- Page -
---------------

Skip to content

TYLERSFOSTER/state_collapser

Repository files navigation

state_collapser logo

CI Python 3.11 | 3.12 Release License Linted with Ruff

state_collapser is a Python package for inducing hierarchical reinforcement-learning structure on RL problems that do not arrive with an obvious subtask decomposition or a natural human-readable hierarchy.

WHAT: Not assuming that any hierarchy be visible in the problem specification, the package constructs quotient-style tower structure by recursively contracting discovered state/action graph structure. The result is a research-oriented runtime layer for experimenting with coarse-to-fine control, quotient tiers, and abstract intermediate states that need not be directly executable as long as they admit lift back to executable behavior.

WHY: The expected payoff is a reduction in effective search and training burden. Rather than repeatedly learning over the full fine-scale path space, the agent can learn first over more collapsed quotient structure, then return to finer tiers only for the additional correction that the coarser tiers could not supply. In the best case, this replaces broad flat exploration with staged coarse-to-fine control over a much smaller effective path space.

---------------

- Supplied records -
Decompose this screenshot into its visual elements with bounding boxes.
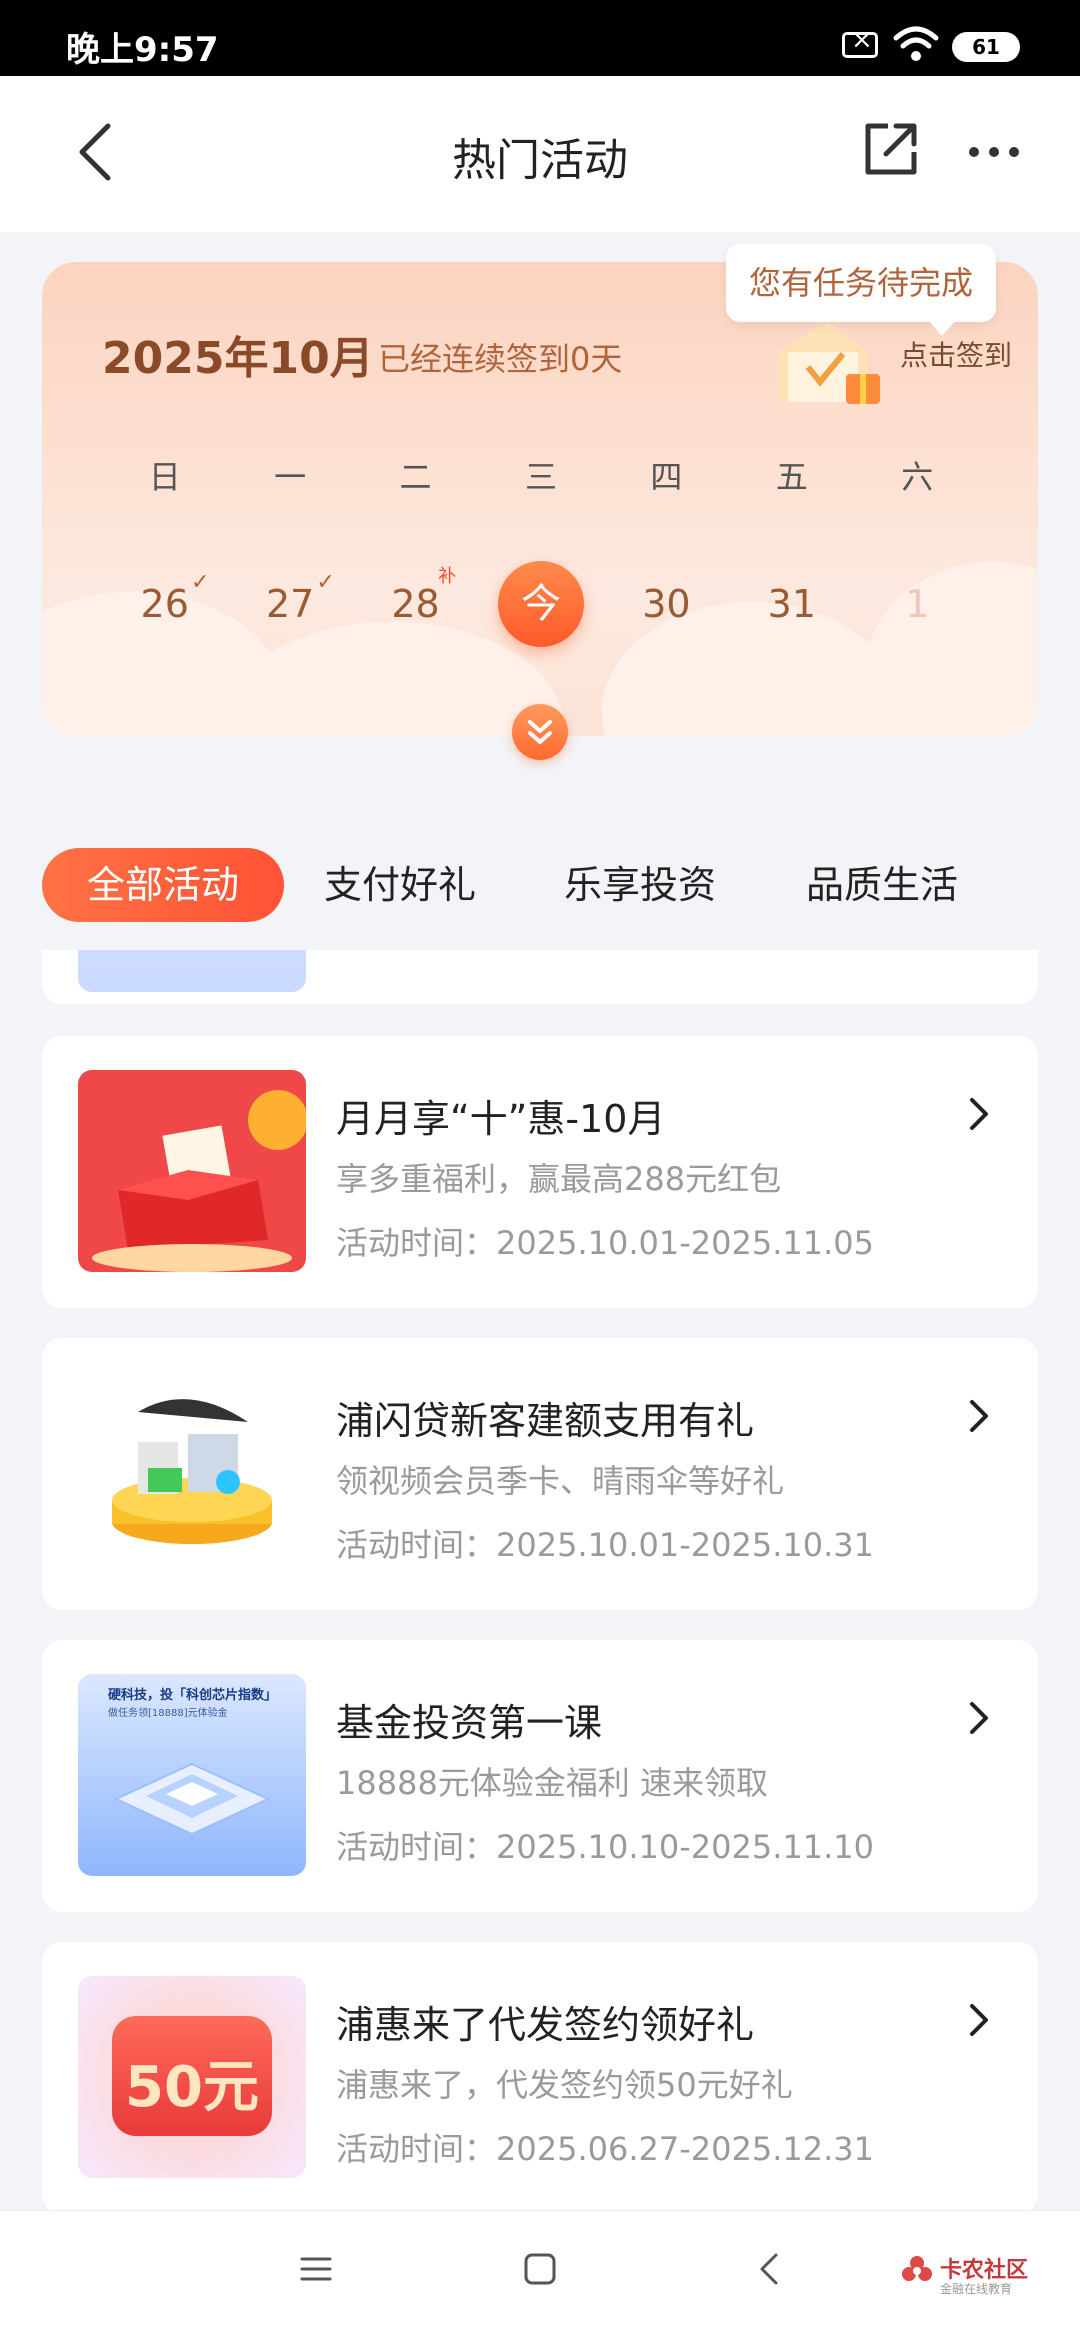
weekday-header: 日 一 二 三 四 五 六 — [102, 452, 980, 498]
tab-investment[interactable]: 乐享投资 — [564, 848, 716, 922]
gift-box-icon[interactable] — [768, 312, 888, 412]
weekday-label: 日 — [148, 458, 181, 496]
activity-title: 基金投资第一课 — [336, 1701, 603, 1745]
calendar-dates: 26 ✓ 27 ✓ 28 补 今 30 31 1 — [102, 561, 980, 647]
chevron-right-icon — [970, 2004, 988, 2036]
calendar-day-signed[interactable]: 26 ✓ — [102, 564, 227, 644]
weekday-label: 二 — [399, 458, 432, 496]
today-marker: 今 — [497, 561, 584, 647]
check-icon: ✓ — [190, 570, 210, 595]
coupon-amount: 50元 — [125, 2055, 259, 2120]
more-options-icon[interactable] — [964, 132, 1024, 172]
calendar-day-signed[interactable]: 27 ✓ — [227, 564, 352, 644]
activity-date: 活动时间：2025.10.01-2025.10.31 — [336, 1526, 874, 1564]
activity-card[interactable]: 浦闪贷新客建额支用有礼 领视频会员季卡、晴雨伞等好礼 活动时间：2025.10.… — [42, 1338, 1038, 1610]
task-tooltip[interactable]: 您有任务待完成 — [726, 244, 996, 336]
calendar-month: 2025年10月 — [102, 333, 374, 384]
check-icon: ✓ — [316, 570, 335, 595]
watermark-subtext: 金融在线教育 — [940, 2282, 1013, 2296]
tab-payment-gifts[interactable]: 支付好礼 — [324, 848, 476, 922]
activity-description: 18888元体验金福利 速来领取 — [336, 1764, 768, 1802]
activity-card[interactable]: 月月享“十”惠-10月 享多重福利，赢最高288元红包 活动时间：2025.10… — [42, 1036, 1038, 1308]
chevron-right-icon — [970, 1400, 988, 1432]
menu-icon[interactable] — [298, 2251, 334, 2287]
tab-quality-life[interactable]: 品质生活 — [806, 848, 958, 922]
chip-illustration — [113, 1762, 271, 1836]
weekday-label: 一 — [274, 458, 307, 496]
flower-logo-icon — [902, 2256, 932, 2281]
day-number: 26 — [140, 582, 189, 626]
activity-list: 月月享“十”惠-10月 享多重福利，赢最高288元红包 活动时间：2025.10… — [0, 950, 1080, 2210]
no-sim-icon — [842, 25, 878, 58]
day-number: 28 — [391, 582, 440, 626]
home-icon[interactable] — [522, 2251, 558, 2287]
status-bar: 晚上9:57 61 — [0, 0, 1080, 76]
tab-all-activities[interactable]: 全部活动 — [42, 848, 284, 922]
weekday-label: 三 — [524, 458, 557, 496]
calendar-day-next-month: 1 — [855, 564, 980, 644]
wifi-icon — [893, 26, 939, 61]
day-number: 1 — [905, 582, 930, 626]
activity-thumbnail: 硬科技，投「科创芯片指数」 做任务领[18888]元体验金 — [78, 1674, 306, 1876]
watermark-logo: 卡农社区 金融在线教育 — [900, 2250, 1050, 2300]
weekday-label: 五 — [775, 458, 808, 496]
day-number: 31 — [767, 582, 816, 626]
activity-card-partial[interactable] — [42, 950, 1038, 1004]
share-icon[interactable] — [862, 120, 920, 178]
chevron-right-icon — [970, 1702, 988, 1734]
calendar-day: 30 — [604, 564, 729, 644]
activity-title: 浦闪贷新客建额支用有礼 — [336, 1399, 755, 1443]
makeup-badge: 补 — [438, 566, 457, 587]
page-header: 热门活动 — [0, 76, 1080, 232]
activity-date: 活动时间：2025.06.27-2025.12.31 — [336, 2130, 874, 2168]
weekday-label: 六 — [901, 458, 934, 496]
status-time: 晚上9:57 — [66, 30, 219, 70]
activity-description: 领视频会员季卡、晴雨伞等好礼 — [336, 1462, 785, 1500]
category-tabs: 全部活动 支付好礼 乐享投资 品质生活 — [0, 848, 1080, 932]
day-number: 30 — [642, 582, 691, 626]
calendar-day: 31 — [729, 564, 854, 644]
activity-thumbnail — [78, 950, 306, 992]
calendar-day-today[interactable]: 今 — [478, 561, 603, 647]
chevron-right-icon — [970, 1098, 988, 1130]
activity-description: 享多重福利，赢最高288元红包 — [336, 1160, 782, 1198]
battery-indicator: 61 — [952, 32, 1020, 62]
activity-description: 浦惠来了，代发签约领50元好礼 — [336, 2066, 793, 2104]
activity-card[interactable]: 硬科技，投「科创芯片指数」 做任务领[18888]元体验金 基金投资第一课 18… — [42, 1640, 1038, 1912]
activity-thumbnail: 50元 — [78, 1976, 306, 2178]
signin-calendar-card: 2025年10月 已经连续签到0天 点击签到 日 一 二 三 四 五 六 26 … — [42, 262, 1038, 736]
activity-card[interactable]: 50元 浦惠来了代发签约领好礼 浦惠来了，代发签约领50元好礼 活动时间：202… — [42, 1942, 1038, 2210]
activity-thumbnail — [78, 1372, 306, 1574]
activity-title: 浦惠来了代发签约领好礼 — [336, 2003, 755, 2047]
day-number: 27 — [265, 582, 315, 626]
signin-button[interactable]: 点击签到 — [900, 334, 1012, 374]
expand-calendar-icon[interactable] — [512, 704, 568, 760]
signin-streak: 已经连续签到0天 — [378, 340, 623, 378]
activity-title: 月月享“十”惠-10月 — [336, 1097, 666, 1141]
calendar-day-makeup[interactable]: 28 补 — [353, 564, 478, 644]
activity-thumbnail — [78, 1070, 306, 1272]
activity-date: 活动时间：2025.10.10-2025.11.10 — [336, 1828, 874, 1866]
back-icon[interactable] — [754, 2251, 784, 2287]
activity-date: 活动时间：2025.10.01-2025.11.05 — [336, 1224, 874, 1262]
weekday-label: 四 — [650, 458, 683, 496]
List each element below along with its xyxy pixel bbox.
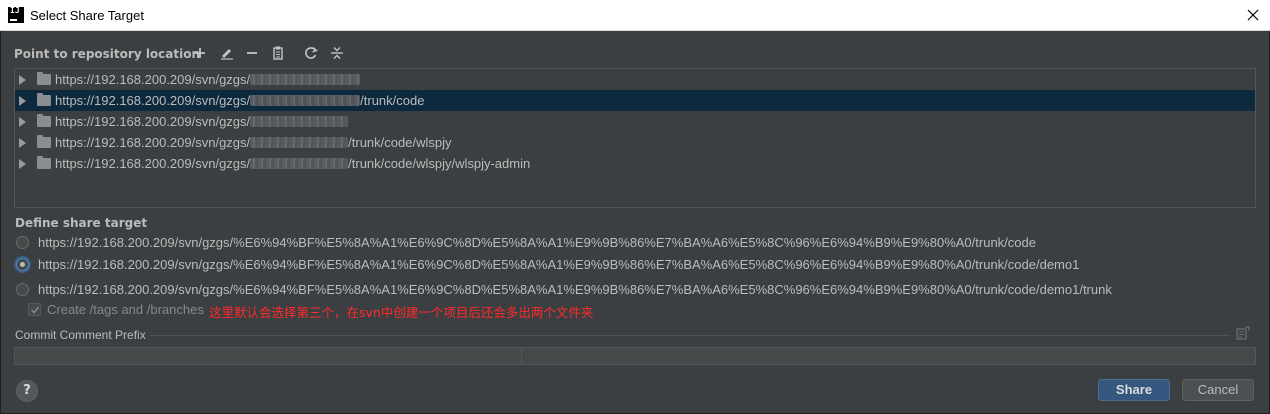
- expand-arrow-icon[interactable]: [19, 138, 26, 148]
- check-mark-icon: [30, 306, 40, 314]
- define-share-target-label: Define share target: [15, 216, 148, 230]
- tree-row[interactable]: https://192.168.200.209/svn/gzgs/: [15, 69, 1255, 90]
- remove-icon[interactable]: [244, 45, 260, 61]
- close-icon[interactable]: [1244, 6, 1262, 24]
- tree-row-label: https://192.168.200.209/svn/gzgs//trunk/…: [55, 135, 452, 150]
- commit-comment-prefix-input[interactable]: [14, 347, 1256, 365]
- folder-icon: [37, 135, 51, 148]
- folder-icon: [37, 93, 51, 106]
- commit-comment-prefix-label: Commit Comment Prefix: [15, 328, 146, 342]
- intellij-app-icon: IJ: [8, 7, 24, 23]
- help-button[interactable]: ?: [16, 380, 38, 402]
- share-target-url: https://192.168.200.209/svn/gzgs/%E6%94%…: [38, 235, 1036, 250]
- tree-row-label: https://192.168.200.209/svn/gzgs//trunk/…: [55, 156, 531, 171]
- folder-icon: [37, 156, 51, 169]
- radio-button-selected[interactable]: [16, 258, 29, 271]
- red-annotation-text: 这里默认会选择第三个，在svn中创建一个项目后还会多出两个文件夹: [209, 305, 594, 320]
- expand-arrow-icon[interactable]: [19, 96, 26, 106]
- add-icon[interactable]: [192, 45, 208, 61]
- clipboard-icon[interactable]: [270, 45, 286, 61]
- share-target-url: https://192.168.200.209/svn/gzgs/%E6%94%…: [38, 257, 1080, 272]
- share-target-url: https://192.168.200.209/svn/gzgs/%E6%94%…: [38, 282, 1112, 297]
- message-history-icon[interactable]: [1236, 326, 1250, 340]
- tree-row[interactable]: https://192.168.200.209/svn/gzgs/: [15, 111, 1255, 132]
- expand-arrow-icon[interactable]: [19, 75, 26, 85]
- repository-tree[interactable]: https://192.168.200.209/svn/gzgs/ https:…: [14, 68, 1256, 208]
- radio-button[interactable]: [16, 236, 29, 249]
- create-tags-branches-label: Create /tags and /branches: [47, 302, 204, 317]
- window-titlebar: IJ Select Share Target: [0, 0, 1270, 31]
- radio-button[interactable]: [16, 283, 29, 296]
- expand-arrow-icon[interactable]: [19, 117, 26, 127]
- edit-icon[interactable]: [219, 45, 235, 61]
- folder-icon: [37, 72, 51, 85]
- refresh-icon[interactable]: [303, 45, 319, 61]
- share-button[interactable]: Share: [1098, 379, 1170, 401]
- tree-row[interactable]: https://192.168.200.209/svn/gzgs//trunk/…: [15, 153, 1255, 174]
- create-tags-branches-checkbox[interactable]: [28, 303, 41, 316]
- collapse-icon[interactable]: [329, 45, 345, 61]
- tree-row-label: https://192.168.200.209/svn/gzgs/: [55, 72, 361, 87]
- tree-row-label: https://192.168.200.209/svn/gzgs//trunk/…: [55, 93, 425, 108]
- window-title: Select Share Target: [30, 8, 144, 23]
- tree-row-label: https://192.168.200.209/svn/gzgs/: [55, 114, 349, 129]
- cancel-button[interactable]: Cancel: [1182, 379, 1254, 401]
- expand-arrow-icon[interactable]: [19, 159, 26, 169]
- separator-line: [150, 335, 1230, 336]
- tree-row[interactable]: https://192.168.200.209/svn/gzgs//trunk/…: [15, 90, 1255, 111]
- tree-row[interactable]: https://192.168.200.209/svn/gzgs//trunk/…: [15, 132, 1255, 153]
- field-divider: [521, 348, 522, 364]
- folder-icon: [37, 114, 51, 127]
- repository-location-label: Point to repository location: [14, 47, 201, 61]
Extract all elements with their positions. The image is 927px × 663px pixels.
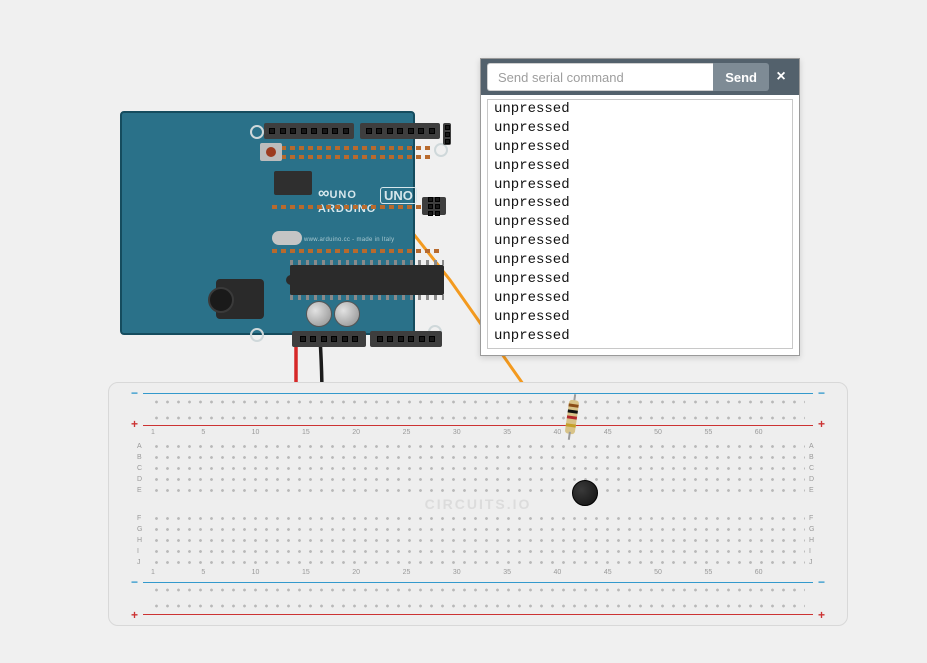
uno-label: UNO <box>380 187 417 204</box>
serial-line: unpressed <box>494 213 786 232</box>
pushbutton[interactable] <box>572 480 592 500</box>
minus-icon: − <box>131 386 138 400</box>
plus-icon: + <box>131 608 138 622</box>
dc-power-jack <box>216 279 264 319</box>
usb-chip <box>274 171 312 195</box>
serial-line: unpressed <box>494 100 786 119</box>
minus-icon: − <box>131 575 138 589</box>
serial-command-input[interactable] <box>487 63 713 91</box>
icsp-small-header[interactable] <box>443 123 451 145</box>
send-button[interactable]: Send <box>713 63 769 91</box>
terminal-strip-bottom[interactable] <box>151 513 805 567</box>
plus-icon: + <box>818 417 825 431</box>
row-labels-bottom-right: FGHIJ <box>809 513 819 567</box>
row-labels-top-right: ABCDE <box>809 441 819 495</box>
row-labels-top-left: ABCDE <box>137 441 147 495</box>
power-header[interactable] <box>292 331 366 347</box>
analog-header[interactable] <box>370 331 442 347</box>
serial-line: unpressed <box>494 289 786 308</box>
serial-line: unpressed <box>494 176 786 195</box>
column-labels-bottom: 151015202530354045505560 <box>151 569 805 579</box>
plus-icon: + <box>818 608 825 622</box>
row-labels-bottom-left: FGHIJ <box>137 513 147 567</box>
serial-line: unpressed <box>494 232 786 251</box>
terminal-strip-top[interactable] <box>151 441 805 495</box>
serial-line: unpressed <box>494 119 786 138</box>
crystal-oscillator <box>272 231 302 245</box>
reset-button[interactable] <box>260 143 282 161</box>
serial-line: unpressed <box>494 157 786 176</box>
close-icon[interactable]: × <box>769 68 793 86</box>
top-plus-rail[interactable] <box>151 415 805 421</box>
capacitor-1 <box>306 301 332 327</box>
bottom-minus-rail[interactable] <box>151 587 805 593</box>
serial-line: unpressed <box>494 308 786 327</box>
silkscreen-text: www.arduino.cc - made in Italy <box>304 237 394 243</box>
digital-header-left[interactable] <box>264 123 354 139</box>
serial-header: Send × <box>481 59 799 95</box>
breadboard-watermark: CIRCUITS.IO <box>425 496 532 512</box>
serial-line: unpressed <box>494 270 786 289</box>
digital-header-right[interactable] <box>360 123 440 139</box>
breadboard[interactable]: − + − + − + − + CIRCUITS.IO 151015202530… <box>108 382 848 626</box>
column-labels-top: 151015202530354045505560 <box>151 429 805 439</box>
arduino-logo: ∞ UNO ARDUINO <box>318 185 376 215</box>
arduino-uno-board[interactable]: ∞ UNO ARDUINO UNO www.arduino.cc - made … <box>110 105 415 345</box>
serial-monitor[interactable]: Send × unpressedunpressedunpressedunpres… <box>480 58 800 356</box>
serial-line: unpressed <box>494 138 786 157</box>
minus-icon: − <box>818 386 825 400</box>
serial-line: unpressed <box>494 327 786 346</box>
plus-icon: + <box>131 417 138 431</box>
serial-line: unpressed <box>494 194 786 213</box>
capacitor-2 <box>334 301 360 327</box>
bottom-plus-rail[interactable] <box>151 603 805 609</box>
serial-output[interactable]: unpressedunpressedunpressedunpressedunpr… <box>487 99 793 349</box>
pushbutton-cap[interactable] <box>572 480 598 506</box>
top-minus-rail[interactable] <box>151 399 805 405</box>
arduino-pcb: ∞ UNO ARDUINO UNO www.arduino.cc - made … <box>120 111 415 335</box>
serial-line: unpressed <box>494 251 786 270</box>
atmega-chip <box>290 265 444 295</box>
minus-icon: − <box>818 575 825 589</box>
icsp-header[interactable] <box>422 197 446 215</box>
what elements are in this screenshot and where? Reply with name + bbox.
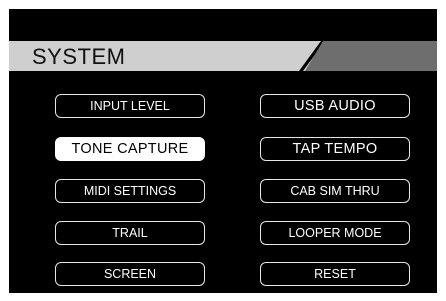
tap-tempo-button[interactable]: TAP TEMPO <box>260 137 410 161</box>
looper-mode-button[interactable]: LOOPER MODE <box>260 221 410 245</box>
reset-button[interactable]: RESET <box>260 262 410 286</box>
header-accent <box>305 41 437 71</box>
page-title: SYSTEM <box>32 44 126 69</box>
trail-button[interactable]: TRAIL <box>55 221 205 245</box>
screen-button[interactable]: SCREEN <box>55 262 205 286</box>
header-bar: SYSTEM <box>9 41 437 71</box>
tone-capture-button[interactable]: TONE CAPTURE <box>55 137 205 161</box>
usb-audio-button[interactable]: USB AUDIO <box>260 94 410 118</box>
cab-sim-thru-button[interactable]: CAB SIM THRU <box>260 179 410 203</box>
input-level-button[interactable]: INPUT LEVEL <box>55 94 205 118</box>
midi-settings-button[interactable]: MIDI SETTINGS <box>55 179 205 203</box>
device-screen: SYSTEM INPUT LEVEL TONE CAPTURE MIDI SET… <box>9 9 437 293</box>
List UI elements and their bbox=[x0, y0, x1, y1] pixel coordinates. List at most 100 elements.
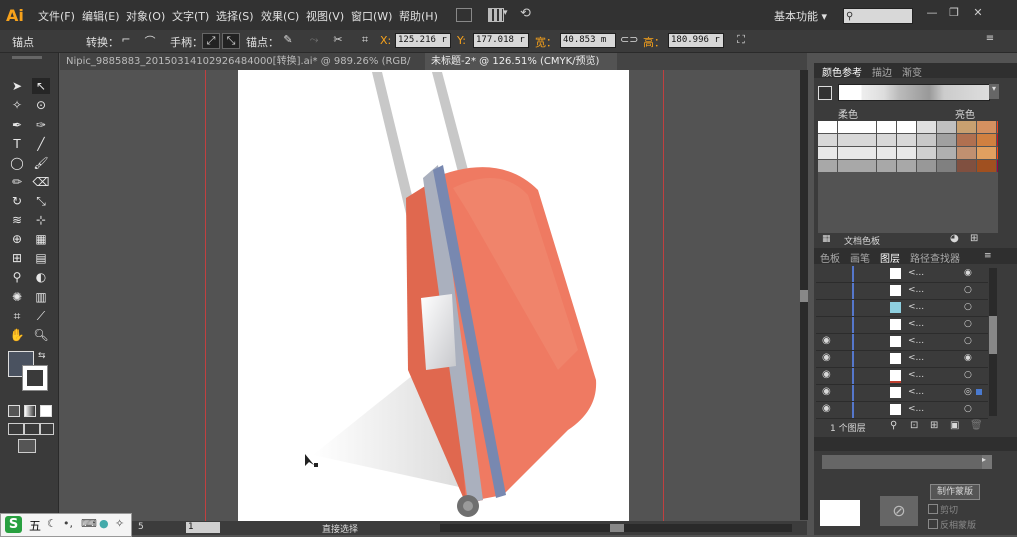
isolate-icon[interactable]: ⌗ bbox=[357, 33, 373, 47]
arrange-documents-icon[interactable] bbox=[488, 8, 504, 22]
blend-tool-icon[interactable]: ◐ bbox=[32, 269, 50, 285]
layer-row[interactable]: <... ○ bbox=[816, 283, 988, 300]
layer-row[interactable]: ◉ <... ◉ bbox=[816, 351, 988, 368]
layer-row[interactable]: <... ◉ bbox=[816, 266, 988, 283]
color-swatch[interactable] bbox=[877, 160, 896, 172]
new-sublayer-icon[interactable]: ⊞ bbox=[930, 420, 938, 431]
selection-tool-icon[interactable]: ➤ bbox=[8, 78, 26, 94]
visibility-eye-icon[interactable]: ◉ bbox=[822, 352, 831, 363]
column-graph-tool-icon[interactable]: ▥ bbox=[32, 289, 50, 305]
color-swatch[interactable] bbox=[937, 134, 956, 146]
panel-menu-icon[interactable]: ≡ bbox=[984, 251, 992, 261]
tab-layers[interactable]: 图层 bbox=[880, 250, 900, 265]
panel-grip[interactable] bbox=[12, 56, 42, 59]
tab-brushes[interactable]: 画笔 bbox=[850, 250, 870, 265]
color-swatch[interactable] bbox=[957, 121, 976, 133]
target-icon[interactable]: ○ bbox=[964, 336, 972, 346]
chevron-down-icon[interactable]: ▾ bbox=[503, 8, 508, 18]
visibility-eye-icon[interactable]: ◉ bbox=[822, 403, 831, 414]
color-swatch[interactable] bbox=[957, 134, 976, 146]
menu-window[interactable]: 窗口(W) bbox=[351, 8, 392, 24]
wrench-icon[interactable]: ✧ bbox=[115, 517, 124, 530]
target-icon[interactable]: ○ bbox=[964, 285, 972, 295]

---------------

- Directions -
- 1) Please extract the passage from the state_collapser page that begins at the words "CI Python 3.11" and stops after "natural human-readable hierarchy.", copying it word for word.
- 2) What expected payoff does the state_collapser page give for using the package?

- Answers to the exercise -
- 1)
CI Python 3.11 | 3.12 Release License Linted with Ruff

state_collapser is a Python package for inducing hierarchical reinforcement-learning structure on RL problems that do not arrive with an obvious subtask decomposition or a natural human-readable hierarchy.

- 2) A reduction in effective search and training burden.